** Exercise instructions **
Write down every entry below once more, exactly.

(Dataset items)
**********
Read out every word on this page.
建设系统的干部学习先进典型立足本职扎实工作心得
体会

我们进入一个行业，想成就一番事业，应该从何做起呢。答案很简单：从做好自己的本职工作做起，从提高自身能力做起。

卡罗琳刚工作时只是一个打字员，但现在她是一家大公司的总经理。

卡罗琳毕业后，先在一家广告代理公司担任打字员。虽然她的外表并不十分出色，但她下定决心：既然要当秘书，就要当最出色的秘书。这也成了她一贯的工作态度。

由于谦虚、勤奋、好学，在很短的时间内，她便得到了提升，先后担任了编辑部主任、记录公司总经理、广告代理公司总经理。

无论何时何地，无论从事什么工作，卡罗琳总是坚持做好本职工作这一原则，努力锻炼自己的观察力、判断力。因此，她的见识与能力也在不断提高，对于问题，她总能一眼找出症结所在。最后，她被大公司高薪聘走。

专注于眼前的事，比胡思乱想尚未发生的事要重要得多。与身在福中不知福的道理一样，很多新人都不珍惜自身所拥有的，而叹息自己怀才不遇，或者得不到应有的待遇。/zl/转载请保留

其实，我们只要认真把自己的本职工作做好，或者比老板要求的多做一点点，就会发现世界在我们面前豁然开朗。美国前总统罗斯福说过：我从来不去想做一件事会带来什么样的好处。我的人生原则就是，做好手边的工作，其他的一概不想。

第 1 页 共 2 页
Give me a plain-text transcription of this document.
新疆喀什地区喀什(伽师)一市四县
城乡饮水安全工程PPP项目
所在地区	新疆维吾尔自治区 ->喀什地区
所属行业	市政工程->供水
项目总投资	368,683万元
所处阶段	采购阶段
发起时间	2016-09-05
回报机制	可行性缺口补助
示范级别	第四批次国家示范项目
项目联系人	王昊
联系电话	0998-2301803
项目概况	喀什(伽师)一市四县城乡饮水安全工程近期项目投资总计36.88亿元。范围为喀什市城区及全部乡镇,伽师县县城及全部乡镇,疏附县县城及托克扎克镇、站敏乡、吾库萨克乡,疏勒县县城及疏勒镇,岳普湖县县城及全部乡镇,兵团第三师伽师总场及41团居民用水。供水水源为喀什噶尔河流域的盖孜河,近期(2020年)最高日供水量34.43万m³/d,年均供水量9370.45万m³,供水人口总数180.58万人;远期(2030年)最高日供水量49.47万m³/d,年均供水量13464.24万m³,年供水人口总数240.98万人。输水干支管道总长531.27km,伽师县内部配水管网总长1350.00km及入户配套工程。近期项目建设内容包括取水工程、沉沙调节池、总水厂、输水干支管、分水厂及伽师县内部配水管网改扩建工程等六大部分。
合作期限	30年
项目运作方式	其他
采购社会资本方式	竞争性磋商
**********
** Reply **
Read out every word on this page.
建设系统的干部学习先进典型立足本职扎实工作心得
体会

我们进入一个行业，想成就一番事业，应该从何做起呢。答案很简单：从做好自己的本职工作做起，从提高自身能力做起。

卡罗琳刚工作时只是一个打字员，但现在她是一家大公司的总经理。

卡罗琳毕业后，先在一家广告代理公司担任打字员。虽然她的外表并不十分出色，但她下定决心：既然要当秘书，就要当最出色的秘书。这也成了她一贯的工作态度。

由于谦虚、勤奋、好学，在很短的时间内，她便得到了提升，先后担任了编辑部主任、记录公司总经理、广告代理公司总经理。

无论何时何地，无论从事什么工作，卡罗琳总是坚持做好本职工作这一原则，努力锻炼自己的观察力、判断力。因此，她的见识与能力也在不断提高，对于问题，她总能一眼找出症结所在。最后，她被大公司高薪聘走。

专注于眼前的事，比胡思乱想尚未发生的事要重要得多。与身在福中不知福的道理一样，很多新人都不珍惜自身所拥有的，而叹息自己怀才不遇，或者得不到应有的待遇。/zl/转载请保留

其实，我们只要认真把自己的本职工作做好，或者比老板要求的多做一点点，就会发现世界在我们面前豁然开朗。美国前总统罗斯福说过：我从来不去想做一件事会带来什么样的好处。我的人生原则就是，做好手边的工作，其他的一概不想。

第 1 页 共 2 页
Give me a plain-text transcription of this document.
新疆喀什地区喀什(伽师)一市四县
城乡饮水安全工程PPP项目
所在地区	新疆维吾尔自治区 ->喀什地区
所属行业	市政工程->供水
项目总投资	368,683万元
所处阶段	采购阶段
发起时间	2016-09-05
回报机制	可行性缺口补助
示范级别	第四批次国家示范项目
项目联系人	王昊
联系电话	0998-2301803
项目概况	喀什(伽师)一市四县城乡饮水安全工程近期项目投资总计36.88亿元。范围为喀什市城区及全部乡镇,伽师县县城及全部乡镇,疏附县县城及托克扎克镇、站敏乡、吾库萨克乡,疏勒县县城及疏勒镇,岳普湖县县城及全部乡镇,兵团第三师伽师总场及41团居民用水。供水水源为喀什噶尔河流域的盖孜河,近期(2020年)最高日供水量34.43万m³/d,年均供水量9370.45万m³,供水人口总数180.58万人;远期(2030年)最高日供水量49.47万m³/d,年均供水量13464.24万m³,年供水人口总数240.98万人。输水干支管道总长531.27km,伽师县内部配水管网总长1350.00km及入户配套工程。近期项目建设内容包括取水工程、沉沙调节池、总水厂、输水干支管、分水厂及伽师县内部配水管网改扩建工程等六大部分。
合作期限	30年
项目运作方式	其他
采购社会资本方式	竞争性磋商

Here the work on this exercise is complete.